AIM
Every line of the material below should be repeated exactly.
-=-=-
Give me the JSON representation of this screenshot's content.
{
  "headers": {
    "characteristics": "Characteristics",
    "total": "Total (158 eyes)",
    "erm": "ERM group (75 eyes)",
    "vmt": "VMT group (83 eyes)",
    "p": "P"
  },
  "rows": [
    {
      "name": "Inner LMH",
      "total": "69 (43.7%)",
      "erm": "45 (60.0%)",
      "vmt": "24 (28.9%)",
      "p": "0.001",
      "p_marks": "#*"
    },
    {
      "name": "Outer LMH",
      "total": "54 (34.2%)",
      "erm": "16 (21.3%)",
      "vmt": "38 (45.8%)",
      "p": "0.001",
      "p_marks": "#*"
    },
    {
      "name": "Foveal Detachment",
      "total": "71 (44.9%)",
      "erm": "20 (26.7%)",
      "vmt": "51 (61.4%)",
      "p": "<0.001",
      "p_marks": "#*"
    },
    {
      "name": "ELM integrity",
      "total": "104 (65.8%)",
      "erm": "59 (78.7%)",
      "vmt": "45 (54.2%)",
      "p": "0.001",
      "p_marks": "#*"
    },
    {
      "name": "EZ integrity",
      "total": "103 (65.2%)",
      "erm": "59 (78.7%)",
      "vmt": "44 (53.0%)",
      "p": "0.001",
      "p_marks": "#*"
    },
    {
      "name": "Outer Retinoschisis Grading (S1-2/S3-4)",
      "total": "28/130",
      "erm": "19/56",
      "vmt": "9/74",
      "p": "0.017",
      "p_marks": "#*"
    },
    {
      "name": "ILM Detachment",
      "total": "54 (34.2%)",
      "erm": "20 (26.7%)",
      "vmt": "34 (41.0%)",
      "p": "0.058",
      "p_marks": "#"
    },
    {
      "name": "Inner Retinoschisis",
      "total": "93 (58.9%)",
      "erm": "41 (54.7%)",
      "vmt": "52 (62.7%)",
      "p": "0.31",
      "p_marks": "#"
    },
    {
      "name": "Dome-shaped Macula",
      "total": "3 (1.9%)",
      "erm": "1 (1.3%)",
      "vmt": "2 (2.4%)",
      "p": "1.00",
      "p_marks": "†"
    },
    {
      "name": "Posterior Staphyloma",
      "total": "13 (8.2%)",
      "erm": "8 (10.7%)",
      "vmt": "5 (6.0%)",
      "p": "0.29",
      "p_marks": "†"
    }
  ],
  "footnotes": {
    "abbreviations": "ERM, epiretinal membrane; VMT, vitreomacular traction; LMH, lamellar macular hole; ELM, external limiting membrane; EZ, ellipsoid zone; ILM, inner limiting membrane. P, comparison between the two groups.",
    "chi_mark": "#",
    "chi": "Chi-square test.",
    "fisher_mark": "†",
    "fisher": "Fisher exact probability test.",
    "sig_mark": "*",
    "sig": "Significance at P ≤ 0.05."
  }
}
-=-=-
PROBLEM SOLUTION
Give me the JSON representation of this screenshot's content.
{
  "headers": {
    "characteristics": "Characteristics",
    "total": "Total (158 eyes)",
    "erm": "ERM group (75 eyes)",
    "vmt": "VMT group (83 eyes)",
    "p": "P"
  },
  "rows": [
    {
      "name": "Inner LMH",
      "total": "69 (43.7%)",
      "erm": "45 (60.0%)",
      "vmt": "24 (28.9%)",
      "p": "0.001",
      "p_marks": "#*"
    },
    {
      "name": "Outer LMH",
      "total": "54 (34.2%)",
      "erm": "16 (21.3%)",
      "vmt": "38 (45.8%)",
      "p": "0.001",
      "p_marks": "#*"
    },
    {
      "name": "Foveal Detachment",
      "total": "71 (44.9%)",
      "erm": "20 (26.7%)",
      "vmt": "51 (61.4%)",
      "p": "<0.001",
      "p_marks": "#*"
    },
    {
      "name": "ELM integrity",
      "total": "104 (65.8%)",
      "erm": "59 (78.7%)",
      "vmt": "45 (54.2%)",
      "p": "0.001",
      "p_marks": "#*"
    },
    {
      "name": "EZ integrity",
      "total": "103 (65.2%)",
      "erm": "59 (78.7%)",
      "vmt": "44 (53.0%)",
      "p": "0.001",
      "p_marks": "#*"
    },
    {
      "name": "Outer Retinoschisis Grading (S1-2/S3-4)",
      "total": "28/130",
      "erm": "19/56",
      "vmt": "9/74",
      "p": "0.017",
      "p_marks": "#*"
    },
    {
      "name": "ILM Detachment",
      "total": "54 (34.2%)",
      "erm": "20 (26.7%)",
      "vmt": "34 (41.0%)",
      "p": "0.058",
      "p_marks": "#"
    },
    {
      "name": "Inner Retinoschisis",
      "total": "93 (58.9%)",
      "erm": "41 (54.7%)",
      "vmt": "52 (62.7%)",
      "p": "0.31",
      "p_marks": "#"
    },
    {
      "name": "Dome-shaped Macula",
      "total": "3 (1.9%)",
      "erm": "1 (1.3%)",
      "vmt": "2 (2.4%)",
      "p": "1.00",
      "p_marks": "†"
    },
    {
      "name": "Posterior Staphyloma",
      "total": "13 (8.2%)",
      "erm": "8 (10.7%)",
      "vmt": "5 (6.0%)",
      "p": "0.29",
      "p_marks": "†"
    }
  ],
  "footnotes": {
    "abbreviations": "ERM, epiretinal membrane; VMT, vitreomacular traction; LMH, lamellar macular hole; ELM, external limiting membrane; EZ, ellipsoid zone; ILM, inner limiting membrane. P, comparison between the two groups.",
    "chi_mark": "#",
    "chi": "Chi-square test.",
    "fisher_mark": "†",
    "fisher": "Fisher exact probability test.",
    "sig_mark": "*",
    "sig": "Significance at P ≤ 0.05."
  }
}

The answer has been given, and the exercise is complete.